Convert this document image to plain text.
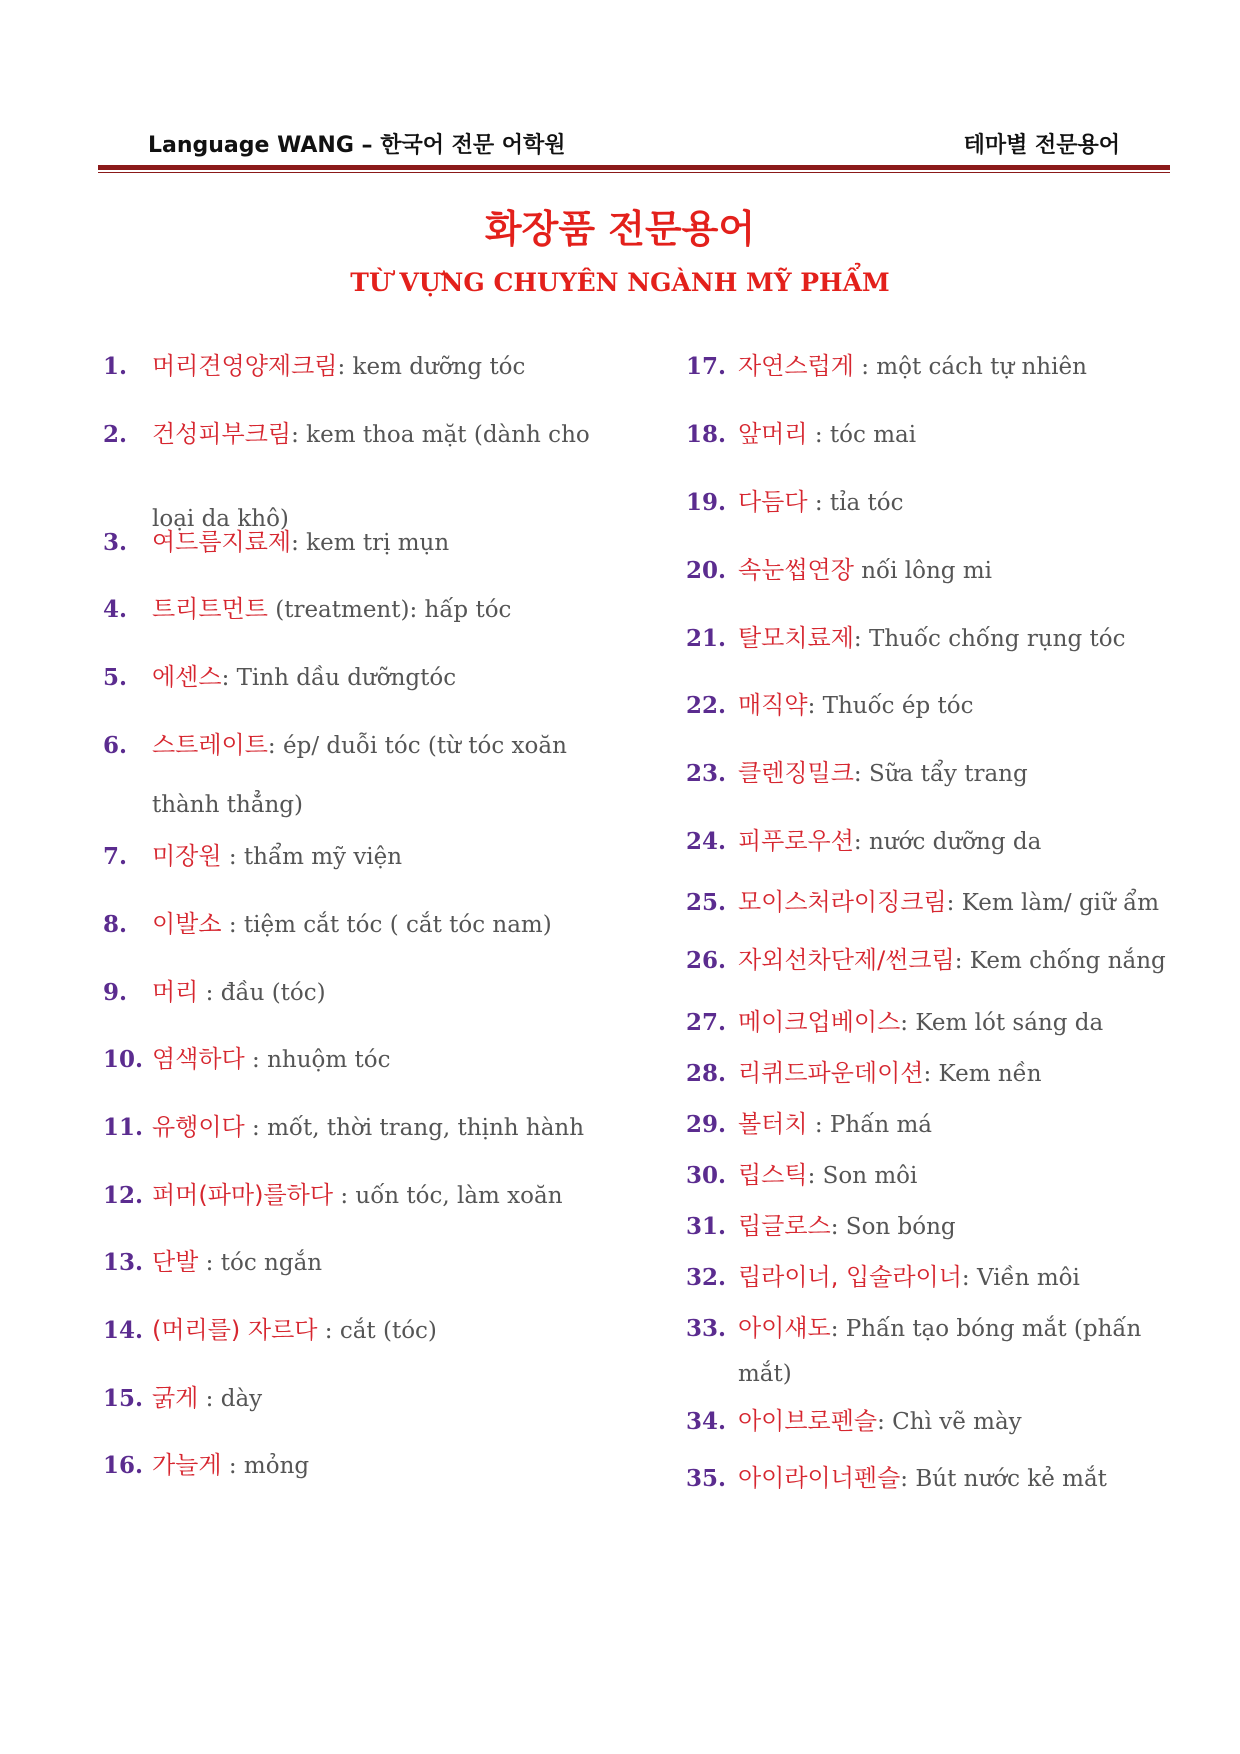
Language WANG – 한국어 전문 어학원	테마별 전문용어
화장품 전문용어
TỪ VỰNG CHUYÊN NGÀNH MỸ PHẨM
1. 머리견영양제크림: kem dưỡng tóc
2. 건성피부크림: kem thoa mặt (dành cho
loại da khô)
3. 여드름지료제: kem trị mụn
4. 트리트먼트 (treatment): hấp tóc
5. 에센스: Tinh dầu dưỡngtóc
6. 스트레이트: ép/ duỗi tóc (từ tóc xoăn
thành thẳng)
7. 미장원 : thẩm mỹ viện
8. 이발소 : tiệm cắt tóc ( cắt tóc nam)
9. 머리 : đầu (tóc)
10. 염색하다 : nhuộm tóc
11. 유행이다 : mốt, thời trang, thịnh hành
12. 퍼머(파마)를하다 : uốn tóc, làm xoăn
13. 단발 : tóc ngắn
14. (머리를) 자르다 : cắt (tóc)
15. 굵게 : dày
16. 가늘게 : mỏng
17. 자연스럽게 : một cách tự nhiên
18. 앞머리 : tóc mai
19. 다듬다 : tỉa tóc
20. 속눈썹연장 nối lông mi
21. 탈모치료제: Thuốc chống rụng tóc
22. 매직약: Thuốc ép tóc
23. 클렌징밀크: Sữa tẩy trang
24. 피푸로우션: nước dưỡng da
25. 모이스처라이징크림: Kem làm/ giữ ẩm
26. 자외선차단제/썬크림: Kem chống nắng
27. 메이크업베이스: Kem lót sáng da
28. 리퀴드파운데이션: Kem nền
29. 볼터치 : Phấn má
30. 립스틱: Son môi
31. 립글로스: Son bóng
32. 립라이너, 입술라이너: Viền môi
33. 아이섀도: Phấn tạo bóng mắt (phấn
mắt)
34. 아이브로펜슬: Chì vẽ mày
35. 아이라이너펜슬: Bút nước kẻ mắt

EXERCISE AIM — Make a copy of each line that contains the string "chống".

PROBLEM SOLUTION —
21. 탈모치료제: Thuốc chống rụng tóc
26. 자외선차단제/썬크림: Kem chống nắng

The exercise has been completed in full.